Stored data
[START]
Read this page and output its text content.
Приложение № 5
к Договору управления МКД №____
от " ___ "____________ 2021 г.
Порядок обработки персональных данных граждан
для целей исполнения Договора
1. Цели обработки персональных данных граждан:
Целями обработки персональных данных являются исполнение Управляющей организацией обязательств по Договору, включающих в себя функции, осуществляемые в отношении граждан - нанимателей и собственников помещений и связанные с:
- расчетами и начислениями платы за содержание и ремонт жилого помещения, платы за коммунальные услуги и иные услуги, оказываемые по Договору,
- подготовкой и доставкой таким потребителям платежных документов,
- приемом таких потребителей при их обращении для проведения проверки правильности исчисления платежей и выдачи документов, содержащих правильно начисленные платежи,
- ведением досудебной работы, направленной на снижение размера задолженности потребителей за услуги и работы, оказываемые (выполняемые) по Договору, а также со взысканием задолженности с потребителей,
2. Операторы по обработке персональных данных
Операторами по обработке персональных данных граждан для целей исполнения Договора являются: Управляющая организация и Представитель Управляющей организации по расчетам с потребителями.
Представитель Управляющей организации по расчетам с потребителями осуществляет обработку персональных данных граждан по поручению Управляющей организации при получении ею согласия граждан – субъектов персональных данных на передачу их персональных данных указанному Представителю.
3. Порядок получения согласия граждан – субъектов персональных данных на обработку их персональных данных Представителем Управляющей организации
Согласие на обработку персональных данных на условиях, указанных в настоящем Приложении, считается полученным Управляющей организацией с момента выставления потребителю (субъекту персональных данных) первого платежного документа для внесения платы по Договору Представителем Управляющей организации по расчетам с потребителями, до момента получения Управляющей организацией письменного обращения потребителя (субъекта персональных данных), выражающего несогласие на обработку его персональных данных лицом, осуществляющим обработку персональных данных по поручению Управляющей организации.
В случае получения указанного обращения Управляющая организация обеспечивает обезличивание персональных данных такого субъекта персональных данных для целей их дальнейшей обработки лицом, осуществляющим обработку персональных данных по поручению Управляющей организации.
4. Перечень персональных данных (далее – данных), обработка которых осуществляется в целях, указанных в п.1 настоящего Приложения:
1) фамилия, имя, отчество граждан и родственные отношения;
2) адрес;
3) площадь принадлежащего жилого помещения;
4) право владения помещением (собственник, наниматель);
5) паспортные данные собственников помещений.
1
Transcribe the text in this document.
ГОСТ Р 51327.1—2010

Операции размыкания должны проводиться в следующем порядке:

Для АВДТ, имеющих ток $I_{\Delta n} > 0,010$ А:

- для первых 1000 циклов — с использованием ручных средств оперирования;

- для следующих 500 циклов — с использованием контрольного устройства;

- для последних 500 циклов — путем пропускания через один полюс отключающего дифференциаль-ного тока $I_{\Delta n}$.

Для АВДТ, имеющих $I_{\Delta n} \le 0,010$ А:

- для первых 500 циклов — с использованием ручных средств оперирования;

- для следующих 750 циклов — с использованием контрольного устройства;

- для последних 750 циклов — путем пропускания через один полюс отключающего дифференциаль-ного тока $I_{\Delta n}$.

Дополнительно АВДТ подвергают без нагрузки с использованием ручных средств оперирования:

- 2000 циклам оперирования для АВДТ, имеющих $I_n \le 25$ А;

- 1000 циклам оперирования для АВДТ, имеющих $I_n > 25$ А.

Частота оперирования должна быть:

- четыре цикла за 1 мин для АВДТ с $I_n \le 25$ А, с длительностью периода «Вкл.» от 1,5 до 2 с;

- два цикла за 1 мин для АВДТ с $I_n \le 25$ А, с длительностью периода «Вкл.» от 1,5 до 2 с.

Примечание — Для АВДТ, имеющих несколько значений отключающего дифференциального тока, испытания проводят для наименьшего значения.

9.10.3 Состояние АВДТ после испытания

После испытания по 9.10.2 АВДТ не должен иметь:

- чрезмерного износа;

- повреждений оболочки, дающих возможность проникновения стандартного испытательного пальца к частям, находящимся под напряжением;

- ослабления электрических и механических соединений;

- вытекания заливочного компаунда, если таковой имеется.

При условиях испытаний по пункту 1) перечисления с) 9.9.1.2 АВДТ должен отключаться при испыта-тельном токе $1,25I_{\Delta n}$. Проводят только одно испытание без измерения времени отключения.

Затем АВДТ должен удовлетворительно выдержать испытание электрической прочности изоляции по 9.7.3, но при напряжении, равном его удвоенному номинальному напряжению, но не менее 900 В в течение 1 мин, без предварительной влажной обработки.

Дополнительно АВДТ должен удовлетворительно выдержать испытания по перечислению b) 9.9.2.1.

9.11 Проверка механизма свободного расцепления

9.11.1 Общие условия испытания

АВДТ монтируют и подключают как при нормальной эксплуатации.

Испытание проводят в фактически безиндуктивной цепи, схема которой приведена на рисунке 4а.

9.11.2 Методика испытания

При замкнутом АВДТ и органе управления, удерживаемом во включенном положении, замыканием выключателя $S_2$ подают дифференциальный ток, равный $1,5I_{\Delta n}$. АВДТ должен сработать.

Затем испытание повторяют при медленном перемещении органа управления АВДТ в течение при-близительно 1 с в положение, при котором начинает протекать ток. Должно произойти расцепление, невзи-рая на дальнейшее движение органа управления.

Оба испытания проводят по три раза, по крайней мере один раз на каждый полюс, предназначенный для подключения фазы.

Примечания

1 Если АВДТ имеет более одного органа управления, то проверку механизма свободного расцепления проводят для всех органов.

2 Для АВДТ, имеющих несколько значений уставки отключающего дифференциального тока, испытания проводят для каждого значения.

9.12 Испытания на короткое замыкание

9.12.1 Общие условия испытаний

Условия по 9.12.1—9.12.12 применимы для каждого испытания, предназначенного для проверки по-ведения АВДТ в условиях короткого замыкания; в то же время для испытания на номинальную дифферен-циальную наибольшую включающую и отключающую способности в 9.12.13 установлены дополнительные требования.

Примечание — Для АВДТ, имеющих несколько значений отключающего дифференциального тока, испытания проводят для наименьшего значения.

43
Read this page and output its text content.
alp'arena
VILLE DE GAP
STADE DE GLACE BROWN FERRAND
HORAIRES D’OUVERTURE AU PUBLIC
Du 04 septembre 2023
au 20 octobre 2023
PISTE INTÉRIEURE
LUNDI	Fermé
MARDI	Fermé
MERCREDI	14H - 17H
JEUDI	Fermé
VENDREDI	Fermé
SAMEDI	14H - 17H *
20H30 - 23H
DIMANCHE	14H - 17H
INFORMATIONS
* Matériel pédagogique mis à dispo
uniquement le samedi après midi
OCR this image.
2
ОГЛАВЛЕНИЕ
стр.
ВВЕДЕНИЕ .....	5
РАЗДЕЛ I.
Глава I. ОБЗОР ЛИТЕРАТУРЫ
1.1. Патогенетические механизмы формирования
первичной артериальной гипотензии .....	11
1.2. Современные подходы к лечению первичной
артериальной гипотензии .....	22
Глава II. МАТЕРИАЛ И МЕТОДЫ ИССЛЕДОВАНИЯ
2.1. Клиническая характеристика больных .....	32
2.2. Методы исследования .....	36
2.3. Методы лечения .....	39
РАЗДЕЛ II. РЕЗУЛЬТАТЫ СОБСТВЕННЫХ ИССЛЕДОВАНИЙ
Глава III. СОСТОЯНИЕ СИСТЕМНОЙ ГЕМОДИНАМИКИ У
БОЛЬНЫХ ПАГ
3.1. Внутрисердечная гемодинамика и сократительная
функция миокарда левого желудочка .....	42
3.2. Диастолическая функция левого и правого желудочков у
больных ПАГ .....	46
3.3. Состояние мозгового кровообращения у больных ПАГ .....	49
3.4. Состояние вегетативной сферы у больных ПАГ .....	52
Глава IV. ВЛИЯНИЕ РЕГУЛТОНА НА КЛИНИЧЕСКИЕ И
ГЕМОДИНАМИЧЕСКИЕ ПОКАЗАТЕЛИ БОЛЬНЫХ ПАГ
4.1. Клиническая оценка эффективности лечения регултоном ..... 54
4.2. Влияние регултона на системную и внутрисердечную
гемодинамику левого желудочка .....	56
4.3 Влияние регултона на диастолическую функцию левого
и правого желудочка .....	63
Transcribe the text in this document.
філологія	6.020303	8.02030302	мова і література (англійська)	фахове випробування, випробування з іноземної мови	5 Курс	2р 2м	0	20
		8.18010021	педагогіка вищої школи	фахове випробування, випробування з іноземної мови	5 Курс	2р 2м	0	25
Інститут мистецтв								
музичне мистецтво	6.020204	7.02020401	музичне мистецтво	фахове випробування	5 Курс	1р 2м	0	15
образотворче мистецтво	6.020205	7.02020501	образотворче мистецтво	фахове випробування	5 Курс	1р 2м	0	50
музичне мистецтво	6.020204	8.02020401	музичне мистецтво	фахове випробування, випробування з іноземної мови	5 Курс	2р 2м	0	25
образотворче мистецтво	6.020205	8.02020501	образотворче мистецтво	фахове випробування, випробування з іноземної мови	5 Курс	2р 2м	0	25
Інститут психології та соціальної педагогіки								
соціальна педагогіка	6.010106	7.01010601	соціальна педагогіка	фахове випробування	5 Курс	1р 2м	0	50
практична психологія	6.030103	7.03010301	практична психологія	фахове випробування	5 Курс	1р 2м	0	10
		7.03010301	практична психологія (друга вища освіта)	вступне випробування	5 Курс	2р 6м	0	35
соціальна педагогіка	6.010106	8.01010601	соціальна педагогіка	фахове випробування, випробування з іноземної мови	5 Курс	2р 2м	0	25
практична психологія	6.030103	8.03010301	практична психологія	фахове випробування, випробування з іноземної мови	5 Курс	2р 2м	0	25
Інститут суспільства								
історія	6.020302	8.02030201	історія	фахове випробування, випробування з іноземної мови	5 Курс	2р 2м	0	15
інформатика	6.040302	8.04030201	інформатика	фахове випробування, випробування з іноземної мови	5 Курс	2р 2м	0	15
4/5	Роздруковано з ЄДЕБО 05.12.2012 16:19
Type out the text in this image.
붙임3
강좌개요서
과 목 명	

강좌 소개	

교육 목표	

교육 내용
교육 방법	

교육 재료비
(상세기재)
[END]
GIVEN INSTRUCTION >> Whenever "первых" turns up in a line, pick that line out.

SOLVED PROBLEM >>
- для первых 1000 циклов — с использованием ручных средств оперирования;
- для первых 500 циклов — с использованием ручных средств оперирования;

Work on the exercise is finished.